## [WRITTEN TASK]
Word for word, copy all the data and drop the pictures.

## [Data listing]
* START *

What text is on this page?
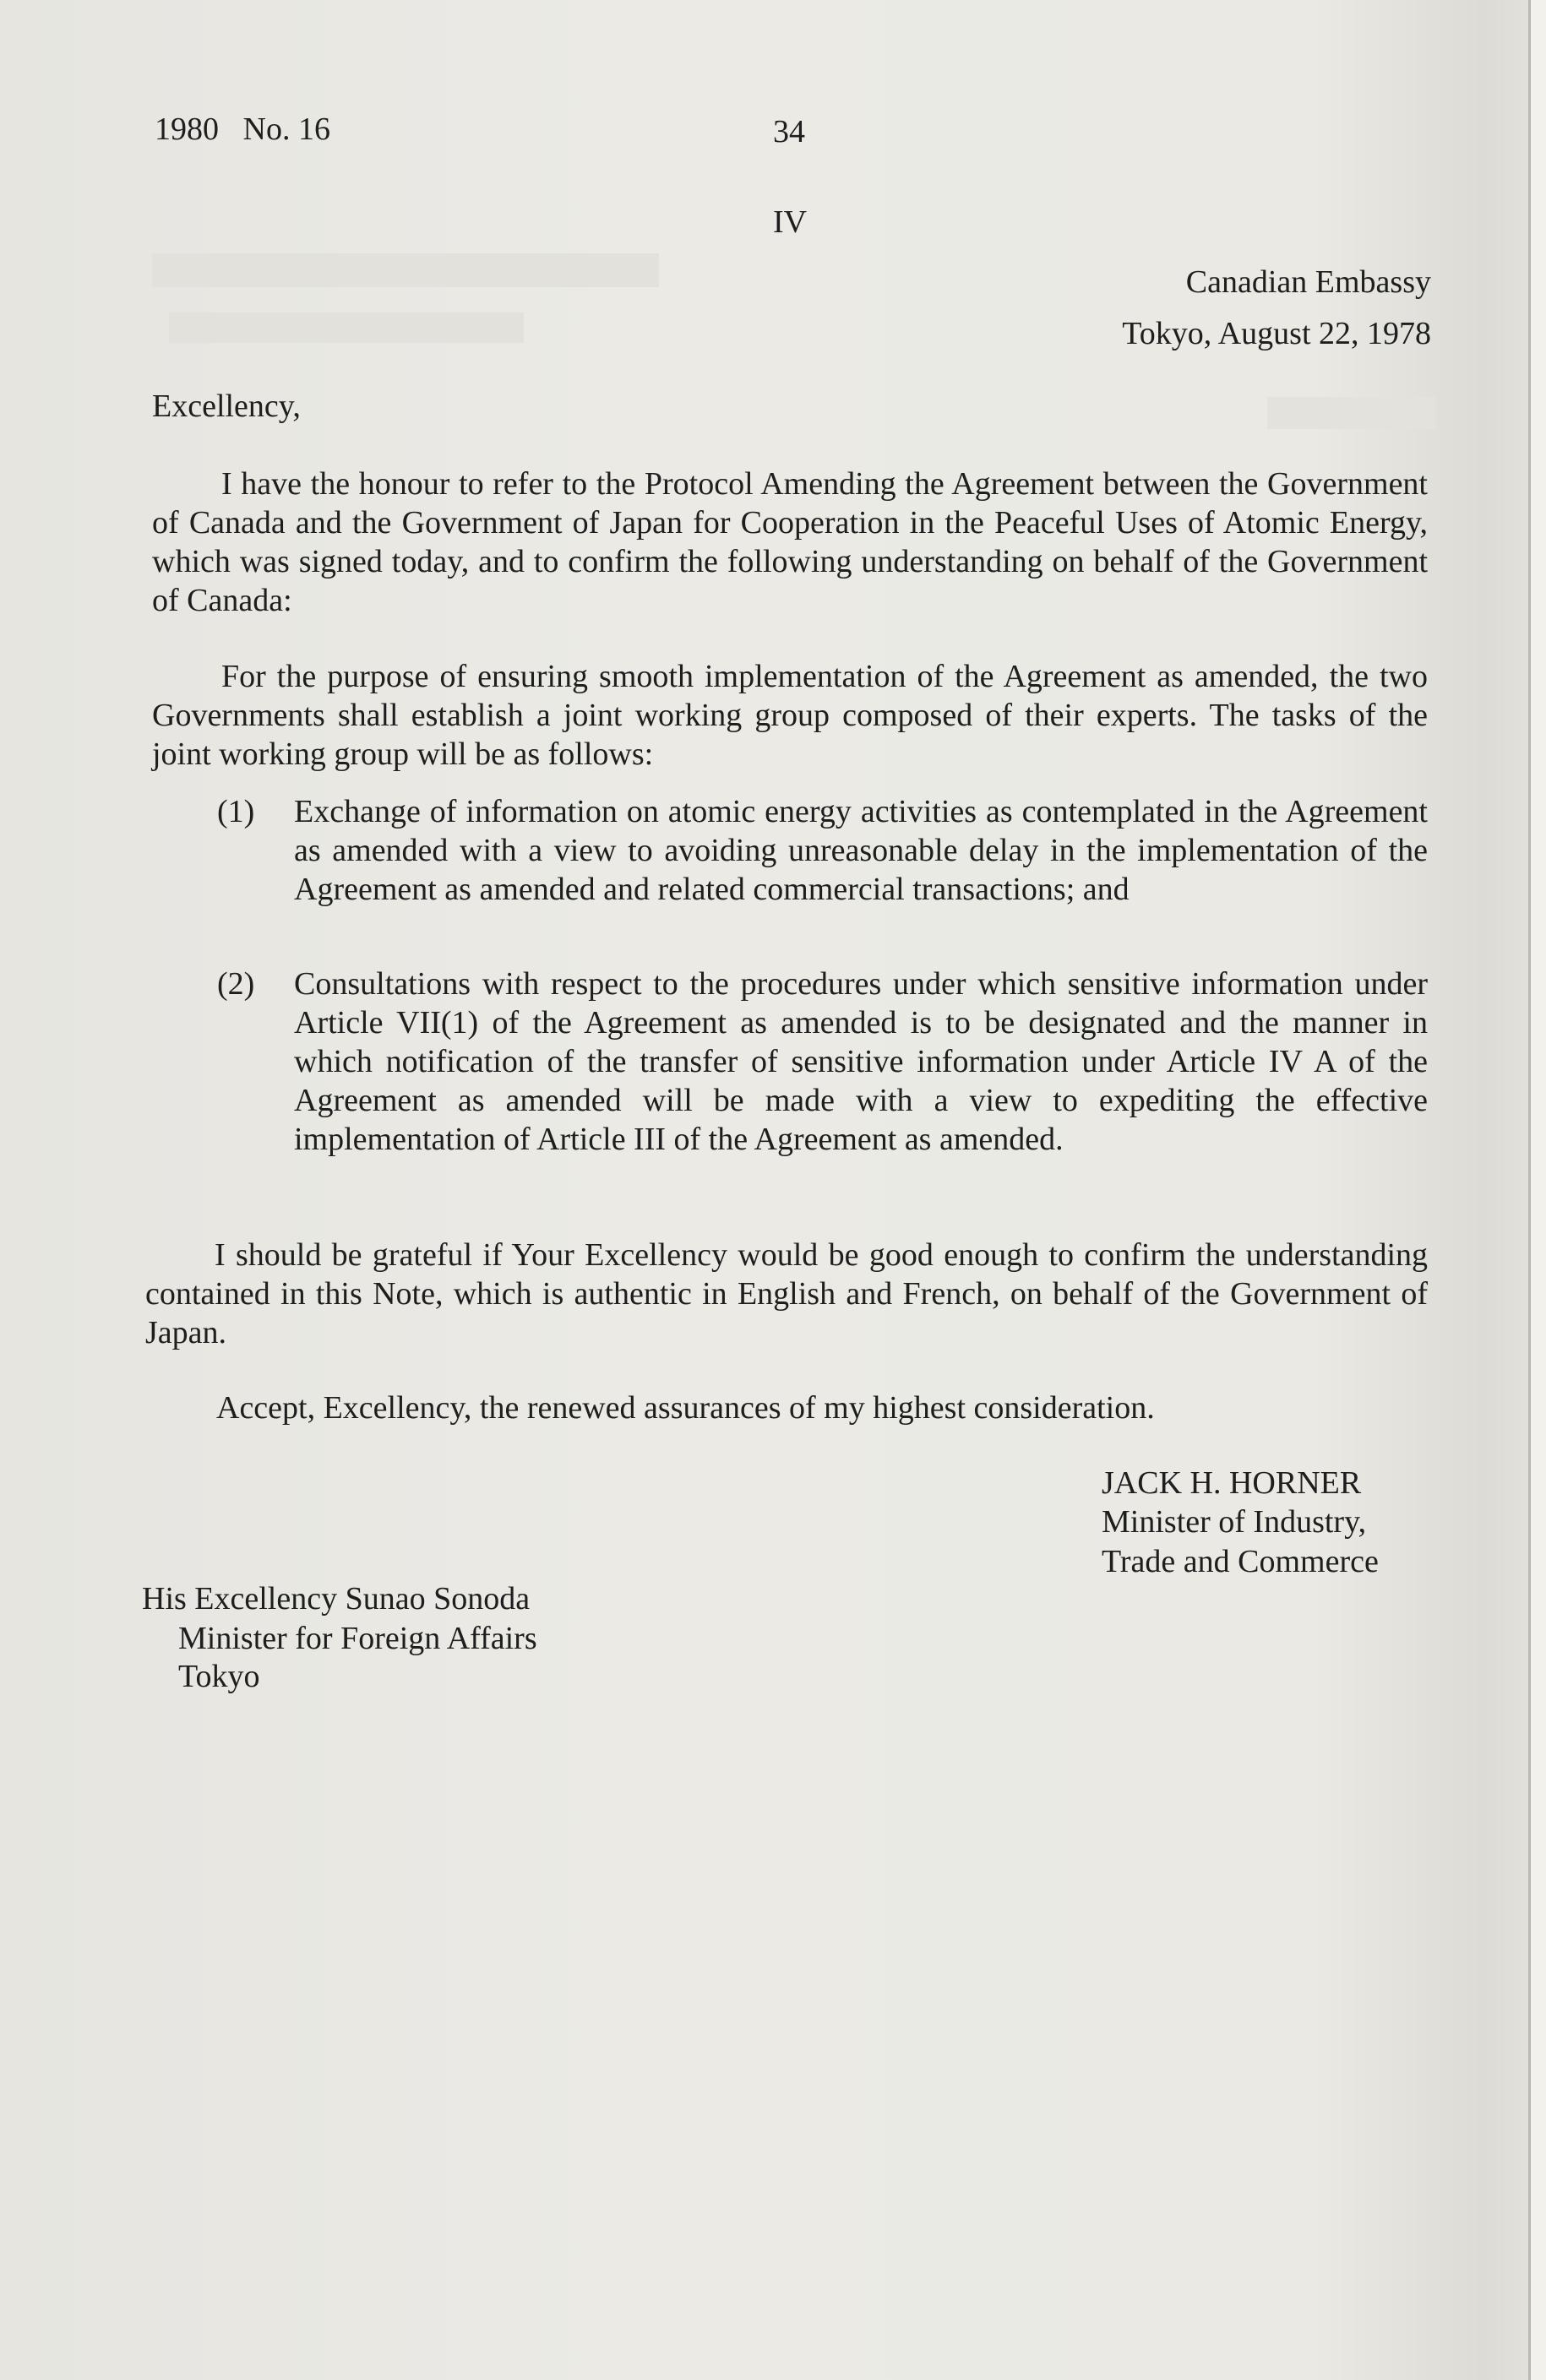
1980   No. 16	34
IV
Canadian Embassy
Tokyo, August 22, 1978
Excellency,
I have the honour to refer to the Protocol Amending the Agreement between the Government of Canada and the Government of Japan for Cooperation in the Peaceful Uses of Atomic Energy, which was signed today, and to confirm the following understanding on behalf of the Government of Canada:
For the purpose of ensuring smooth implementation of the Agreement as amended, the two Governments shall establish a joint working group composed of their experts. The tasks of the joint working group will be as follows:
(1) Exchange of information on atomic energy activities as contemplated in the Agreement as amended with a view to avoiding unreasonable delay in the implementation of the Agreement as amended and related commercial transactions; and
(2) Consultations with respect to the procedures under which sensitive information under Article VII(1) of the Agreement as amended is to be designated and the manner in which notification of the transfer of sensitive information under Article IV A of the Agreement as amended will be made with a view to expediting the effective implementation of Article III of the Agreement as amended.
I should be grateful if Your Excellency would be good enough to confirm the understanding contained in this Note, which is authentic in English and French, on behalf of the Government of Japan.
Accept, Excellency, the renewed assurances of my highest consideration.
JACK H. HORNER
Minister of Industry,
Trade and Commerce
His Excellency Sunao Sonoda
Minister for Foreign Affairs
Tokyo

* END *

## [WORKED ANSWER]
What text is on this page?
1980   No. 16	34
IV
Canadian Embassy
Tokyo, August 22, 1978
Excellency,
I have the honour to refer to the Protocol Amending the Agreement between the Government of Canada and the Government of Japan for Cooperation in the Peaceful Uses of Atomic Energy, which was signed today, and to confirm the following understanding on behalf of the Government of Canada:
For the purpose of ensuring smooth implementation of the Agreement as amended, the two Governments shall establish a joint working group composed of their experts. The tasks of the joint working group will be as follows:
(1) Exchange of information on atomic energy activities as contemplated in the Agreement as amended with a view to avoiding unreasonable delay in the implementation of the Agreement as amended and related commercial transactions; and
(2) Consultations with respect to the procedures under which sensitive information under Article VII(1) of the Agreement as amended is to be designated and the manner in which notification of the transfer of sensitive information under Article IV A of the Agreement as amended will be made with a view to expediting the effective implementation of Article III of the Agreement as amended.
I should be grateful if Your Excellency would be good enough to confirm the understanding contained in this Note, which is authentic in English and French, on behalf of the Government of Japan.
Accept, Excellency, the renewed assurances of my highest consideration.
JACK H. HORNER
Minister of Industry,
Trade and Commerce
His Excellency Sunao Sonoda
Minister for Foreign Affairs
Tokyo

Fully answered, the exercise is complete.